▶ **Data section**

>>>

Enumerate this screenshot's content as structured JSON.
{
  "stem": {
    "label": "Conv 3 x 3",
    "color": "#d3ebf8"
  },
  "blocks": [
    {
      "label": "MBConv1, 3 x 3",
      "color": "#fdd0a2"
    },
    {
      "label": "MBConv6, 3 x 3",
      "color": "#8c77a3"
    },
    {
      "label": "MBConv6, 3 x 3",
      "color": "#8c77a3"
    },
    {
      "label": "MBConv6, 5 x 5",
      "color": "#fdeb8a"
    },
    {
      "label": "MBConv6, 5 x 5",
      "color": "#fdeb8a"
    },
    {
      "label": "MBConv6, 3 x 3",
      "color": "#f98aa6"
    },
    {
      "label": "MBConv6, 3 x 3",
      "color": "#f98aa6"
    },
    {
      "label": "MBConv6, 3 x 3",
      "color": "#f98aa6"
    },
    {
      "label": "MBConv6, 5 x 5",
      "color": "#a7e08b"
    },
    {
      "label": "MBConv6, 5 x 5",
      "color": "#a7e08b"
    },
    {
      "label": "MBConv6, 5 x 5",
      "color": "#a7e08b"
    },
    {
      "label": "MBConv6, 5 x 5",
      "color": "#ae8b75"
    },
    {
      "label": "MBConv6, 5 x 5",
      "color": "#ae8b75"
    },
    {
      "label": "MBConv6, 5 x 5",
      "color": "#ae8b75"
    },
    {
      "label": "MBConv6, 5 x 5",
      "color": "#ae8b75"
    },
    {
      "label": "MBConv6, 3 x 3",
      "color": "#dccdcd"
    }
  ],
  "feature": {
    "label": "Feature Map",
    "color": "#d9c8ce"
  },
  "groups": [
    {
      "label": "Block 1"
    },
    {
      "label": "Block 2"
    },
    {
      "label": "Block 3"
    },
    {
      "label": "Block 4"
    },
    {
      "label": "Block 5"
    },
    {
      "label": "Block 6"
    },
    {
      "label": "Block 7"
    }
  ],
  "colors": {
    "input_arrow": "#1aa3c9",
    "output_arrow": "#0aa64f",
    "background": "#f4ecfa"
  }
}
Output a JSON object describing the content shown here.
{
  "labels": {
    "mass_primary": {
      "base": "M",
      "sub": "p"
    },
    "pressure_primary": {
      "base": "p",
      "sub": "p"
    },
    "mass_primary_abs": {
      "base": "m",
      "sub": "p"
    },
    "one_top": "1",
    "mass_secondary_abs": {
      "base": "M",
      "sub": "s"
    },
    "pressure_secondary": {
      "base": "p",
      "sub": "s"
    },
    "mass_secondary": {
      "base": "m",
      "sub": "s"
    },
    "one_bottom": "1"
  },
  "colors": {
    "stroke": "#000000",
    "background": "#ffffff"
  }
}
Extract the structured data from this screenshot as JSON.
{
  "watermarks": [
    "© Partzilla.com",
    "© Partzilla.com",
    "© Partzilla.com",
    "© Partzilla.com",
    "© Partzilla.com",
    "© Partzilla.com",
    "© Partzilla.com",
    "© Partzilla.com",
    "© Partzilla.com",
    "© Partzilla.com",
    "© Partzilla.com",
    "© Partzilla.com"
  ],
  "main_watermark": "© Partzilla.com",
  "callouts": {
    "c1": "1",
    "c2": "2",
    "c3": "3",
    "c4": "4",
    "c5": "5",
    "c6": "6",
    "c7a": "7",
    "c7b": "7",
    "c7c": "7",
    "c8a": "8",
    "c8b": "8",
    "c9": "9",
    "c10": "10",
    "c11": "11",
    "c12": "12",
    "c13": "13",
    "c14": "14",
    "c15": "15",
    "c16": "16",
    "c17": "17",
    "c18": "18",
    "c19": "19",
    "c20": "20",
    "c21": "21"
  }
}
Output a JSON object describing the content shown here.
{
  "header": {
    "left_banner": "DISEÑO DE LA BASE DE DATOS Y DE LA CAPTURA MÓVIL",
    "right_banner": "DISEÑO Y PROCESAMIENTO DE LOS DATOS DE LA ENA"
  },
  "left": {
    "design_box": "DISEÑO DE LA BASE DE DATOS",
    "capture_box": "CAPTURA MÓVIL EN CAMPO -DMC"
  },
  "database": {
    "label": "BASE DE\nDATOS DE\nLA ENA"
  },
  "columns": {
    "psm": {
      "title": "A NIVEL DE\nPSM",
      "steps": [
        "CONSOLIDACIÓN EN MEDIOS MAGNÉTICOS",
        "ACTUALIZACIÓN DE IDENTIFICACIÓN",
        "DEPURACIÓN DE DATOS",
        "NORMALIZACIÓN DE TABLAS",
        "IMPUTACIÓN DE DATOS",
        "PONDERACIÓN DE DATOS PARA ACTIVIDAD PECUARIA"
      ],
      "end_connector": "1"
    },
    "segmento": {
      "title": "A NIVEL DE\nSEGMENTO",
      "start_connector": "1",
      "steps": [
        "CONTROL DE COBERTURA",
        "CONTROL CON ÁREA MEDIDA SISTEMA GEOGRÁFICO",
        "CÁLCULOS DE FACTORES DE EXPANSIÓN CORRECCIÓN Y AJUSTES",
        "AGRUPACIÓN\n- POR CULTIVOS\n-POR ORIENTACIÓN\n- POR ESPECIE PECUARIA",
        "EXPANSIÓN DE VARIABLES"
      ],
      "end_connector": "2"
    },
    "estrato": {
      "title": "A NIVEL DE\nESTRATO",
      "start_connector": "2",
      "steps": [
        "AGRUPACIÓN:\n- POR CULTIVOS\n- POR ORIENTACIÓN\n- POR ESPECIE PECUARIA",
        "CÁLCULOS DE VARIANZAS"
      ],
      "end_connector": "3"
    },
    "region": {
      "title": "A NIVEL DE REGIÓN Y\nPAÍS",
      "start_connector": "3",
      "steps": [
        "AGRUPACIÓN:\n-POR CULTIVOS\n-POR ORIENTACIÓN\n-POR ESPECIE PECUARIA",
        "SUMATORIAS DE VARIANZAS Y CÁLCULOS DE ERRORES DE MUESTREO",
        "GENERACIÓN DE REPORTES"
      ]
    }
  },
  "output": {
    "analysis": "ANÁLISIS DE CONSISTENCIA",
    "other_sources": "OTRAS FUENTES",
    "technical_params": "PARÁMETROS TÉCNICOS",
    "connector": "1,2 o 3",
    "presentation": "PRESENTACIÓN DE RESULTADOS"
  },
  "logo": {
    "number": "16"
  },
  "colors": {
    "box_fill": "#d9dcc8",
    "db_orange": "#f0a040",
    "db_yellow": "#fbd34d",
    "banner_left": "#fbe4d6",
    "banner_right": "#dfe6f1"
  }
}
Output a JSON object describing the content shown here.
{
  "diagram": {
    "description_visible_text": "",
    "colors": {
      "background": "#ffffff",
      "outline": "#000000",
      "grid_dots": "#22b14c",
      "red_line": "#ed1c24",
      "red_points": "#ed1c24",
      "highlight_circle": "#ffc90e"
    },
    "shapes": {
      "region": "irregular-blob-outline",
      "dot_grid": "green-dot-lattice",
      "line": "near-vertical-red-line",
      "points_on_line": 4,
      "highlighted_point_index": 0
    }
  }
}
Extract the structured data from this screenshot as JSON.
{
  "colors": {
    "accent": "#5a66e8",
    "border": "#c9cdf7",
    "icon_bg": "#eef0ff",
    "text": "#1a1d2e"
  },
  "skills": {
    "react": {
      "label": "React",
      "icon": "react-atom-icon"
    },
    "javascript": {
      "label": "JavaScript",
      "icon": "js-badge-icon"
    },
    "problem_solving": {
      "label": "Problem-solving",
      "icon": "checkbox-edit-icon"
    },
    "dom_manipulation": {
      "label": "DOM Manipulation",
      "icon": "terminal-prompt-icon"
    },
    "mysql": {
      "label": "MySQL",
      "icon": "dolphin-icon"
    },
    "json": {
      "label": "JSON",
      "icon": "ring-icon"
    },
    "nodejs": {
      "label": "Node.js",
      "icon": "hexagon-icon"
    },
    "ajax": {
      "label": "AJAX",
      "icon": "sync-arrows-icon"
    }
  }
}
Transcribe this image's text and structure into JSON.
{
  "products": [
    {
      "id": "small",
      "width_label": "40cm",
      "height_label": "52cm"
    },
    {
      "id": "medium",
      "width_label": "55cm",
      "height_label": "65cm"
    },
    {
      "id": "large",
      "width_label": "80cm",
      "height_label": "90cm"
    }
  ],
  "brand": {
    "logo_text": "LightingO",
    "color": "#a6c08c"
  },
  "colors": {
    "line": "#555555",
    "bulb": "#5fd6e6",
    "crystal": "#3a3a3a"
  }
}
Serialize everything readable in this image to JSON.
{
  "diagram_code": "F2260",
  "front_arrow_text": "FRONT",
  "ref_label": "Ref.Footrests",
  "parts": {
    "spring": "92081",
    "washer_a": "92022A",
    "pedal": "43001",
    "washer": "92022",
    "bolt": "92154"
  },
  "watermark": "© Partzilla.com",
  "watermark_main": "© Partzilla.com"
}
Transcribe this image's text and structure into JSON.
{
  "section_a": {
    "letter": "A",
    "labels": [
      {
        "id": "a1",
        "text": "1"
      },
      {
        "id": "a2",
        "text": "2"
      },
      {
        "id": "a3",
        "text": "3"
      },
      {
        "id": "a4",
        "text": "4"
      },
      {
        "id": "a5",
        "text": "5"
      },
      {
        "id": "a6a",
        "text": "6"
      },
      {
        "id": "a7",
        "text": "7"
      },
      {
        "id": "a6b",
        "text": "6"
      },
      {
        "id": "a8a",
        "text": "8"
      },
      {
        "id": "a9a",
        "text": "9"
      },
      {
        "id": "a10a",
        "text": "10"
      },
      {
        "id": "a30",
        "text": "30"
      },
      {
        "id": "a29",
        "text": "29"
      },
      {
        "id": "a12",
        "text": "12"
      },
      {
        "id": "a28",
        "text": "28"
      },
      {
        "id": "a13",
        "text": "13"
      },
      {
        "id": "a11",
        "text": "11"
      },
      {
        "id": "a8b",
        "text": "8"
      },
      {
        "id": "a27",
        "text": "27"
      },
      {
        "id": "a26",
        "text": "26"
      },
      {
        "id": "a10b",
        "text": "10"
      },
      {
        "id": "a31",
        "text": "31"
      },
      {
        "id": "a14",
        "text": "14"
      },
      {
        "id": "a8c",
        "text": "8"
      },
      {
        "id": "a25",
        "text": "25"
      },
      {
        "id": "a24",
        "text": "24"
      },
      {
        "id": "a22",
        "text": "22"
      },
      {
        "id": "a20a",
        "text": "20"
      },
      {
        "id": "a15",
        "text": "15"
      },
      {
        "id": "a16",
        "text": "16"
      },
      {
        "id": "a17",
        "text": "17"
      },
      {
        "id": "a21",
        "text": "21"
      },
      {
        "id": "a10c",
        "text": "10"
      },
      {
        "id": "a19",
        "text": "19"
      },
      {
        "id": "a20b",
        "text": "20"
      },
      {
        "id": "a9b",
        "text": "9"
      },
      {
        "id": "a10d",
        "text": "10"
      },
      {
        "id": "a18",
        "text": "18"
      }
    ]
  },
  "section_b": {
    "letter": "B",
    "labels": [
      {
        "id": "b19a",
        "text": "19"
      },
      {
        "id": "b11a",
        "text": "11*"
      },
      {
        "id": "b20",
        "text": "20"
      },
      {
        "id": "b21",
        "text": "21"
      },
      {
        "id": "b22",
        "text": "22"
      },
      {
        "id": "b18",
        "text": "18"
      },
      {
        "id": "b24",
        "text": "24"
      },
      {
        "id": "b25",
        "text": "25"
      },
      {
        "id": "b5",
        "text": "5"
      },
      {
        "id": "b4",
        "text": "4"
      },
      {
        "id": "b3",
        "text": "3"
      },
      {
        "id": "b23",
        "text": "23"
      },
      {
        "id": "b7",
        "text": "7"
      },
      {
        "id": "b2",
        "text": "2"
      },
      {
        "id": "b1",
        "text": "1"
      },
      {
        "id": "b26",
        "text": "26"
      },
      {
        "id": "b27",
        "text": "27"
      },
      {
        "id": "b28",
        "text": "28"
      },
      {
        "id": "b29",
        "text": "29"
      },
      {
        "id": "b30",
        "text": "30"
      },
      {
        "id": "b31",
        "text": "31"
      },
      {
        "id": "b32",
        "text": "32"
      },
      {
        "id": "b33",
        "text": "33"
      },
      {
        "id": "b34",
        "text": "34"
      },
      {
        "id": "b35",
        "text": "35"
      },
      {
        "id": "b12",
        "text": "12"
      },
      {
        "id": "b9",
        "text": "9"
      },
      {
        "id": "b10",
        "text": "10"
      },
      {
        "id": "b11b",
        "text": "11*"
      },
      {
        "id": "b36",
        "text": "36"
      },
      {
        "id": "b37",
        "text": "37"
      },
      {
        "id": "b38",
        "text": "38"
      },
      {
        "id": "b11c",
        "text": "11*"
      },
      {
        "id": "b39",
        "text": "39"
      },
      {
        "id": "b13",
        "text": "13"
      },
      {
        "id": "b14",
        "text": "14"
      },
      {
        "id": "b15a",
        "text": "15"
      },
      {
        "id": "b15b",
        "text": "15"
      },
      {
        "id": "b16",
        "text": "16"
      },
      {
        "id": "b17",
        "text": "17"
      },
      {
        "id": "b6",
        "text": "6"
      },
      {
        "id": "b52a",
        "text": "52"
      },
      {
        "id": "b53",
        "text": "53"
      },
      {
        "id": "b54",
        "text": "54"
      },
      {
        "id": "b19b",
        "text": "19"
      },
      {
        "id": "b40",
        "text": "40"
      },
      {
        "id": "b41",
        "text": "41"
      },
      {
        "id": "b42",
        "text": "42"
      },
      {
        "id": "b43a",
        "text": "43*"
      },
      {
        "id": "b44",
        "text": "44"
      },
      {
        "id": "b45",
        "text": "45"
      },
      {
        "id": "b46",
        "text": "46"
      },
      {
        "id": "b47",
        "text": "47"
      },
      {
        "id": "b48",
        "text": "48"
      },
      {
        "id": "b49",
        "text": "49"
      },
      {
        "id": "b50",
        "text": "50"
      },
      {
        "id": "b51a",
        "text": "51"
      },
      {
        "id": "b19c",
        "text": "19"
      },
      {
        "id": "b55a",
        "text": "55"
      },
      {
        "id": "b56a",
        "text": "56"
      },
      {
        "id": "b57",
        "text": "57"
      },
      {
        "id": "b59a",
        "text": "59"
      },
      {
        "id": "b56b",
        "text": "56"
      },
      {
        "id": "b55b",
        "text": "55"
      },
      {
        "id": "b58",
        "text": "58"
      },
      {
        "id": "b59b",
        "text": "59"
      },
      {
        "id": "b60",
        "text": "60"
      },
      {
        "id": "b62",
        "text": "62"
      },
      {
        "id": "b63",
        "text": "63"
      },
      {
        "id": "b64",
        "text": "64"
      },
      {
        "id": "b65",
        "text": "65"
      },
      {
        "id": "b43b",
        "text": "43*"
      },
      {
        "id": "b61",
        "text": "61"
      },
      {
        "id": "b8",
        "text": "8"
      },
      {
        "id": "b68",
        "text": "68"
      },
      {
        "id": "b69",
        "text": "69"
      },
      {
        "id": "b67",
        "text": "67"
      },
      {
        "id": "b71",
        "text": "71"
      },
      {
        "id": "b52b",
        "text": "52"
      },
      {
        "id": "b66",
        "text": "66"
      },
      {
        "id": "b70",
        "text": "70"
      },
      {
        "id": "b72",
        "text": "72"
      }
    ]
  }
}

<<<

▶ **What the task requires**
Copy out every line from the material above in which the word "region" appears.

▶ **Result of this task**
    "region": {
      "region": "irregular-blob-outline",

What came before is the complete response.